[WORK INSTRUCTIONS] State how many lines in the entries below contain "berdaun". Write nothing but the number.

### DATA ROWS

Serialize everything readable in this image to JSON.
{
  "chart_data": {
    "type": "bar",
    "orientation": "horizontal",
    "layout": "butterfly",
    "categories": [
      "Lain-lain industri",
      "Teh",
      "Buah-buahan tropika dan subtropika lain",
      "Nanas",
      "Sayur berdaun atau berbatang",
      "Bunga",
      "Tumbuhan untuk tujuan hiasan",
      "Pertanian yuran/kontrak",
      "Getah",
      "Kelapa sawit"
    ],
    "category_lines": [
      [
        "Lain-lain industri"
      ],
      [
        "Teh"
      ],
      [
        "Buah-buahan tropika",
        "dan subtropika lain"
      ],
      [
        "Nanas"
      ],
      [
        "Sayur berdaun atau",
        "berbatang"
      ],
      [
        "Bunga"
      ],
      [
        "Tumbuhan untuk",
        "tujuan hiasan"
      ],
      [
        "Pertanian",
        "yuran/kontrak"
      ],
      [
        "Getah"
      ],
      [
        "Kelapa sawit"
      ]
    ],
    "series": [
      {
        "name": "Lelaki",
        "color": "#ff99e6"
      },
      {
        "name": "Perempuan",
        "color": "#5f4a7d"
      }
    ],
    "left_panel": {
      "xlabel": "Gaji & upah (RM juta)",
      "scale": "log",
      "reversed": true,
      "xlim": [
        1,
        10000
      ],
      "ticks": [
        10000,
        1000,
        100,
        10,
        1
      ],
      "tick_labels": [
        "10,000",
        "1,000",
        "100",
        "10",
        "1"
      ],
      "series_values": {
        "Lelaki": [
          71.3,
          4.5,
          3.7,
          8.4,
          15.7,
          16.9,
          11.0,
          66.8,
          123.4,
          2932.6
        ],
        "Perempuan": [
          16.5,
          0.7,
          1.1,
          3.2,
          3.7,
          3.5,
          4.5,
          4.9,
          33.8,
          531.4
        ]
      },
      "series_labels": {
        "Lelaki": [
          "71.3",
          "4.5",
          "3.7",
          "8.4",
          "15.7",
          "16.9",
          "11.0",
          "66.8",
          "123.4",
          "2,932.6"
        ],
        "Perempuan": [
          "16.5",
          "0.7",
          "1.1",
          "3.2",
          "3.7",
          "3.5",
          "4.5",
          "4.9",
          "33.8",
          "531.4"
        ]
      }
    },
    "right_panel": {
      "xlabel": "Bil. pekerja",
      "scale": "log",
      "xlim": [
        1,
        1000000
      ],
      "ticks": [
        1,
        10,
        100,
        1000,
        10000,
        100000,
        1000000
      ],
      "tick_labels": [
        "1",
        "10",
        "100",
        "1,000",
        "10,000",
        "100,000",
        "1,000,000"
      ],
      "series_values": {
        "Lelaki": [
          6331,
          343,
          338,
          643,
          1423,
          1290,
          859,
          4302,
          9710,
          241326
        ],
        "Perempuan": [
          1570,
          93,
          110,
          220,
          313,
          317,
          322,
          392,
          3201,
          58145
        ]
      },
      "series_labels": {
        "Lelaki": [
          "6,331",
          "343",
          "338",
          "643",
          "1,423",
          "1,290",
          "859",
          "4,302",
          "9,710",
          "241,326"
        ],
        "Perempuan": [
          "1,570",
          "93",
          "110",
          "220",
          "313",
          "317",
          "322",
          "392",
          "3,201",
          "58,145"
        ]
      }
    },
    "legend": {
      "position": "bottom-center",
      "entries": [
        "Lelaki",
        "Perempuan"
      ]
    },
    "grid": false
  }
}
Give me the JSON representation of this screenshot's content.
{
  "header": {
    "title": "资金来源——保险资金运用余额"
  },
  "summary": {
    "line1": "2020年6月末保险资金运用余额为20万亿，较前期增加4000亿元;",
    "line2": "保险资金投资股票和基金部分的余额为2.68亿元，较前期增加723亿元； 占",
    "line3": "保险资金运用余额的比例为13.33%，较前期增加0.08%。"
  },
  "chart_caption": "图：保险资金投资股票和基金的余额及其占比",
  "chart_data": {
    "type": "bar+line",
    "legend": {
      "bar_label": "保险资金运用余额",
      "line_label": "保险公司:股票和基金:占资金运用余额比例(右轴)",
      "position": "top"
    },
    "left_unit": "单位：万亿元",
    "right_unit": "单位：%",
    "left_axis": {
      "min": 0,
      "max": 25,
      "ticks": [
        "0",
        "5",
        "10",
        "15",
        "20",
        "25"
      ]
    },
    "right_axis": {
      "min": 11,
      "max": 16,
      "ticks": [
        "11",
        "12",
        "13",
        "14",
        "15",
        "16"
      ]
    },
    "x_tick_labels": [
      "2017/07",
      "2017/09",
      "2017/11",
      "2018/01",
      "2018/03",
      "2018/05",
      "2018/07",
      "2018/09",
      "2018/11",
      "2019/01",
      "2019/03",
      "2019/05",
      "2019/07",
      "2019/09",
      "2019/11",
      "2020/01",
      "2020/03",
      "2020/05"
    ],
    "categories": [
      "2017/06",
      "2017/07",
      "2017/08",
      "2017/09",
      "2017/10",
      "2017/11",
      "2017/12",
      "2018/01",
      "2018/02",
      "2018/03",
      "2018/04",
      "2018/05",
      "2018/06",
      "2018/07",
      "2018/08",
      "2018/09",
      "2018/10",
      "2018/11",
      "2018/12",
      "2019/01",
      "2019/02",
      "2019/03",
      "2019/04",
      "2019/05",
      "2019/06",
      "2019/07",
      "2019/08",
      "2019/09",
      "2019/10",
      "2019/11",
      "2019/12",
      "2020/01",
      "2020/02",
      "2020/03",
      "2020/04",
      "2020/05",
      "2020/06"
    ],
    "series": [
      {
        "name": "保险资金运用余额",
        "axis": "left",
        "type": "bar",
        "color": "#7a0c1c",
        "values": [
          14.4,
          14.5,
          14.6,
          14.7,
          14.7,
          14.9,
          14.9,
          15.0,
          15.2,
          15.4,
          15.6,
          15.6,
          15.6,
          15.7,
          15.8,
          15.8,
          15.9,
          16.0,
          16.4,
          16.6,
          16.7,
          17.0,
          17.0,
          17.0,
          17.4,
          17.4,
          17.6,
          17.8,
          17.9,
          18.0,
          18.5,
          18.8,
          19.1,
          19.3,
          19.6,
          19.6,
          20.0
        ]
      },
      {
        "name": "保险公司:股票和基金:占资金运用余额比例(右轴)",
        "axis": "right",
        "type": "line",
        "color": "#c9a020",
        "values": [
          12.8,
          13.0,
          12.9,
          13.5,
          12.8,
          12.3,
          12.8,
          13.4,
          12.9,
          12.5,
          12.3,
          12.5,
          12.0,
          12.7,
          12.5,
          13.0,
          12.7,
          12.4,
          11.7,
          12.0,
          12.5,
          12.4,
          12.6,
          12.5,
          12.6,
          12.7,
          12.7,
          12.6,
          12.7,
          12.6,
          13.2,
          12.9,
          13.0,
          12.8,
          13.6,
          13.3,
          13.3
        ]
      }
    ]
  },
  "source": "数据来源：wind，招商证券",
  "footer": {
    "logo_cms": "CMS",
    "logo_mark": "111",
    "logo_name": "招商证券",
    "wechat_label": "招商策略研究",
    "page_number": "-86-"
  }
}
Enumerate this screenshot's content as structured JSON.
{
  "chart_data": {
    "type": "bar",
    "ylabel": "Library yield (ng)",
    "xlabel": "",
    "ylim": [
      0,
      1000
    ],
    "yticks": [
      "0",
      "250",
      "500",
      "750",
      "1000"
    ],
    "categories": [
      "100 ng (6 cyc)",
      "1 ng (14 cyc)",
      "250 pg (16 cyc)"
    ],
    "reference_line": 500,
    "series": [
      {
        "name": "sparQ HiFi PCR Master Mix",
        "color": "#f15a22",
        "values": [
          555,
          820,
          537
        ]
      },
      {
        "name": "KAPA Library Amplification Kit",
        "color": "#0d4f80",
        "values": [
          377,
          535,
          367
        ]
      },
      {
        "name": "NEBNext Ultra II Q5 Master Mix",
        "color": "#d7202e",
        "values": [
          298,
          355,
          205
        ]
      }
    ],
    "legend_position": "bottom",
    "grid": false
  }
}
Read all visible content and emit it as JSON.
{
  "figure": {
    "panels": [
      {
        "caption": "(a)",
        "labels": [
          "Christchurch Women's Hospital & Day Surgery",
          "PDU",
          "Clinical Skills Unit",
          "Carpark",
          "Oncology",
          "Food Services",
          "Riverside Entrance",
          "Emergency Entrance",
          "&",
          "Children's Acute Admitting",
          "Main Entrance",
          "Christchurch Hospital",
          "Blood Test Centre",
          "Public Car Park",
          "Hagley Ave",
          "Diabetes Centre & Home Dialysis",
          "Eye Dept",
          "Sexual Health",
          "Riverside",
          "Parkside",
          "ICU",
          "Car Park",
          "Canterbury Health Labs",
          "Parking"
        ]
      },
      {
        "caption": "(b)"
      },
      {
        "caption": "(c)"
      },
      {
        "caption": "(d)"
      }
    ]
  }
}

######

[ANSWER TO THIS TASK] 2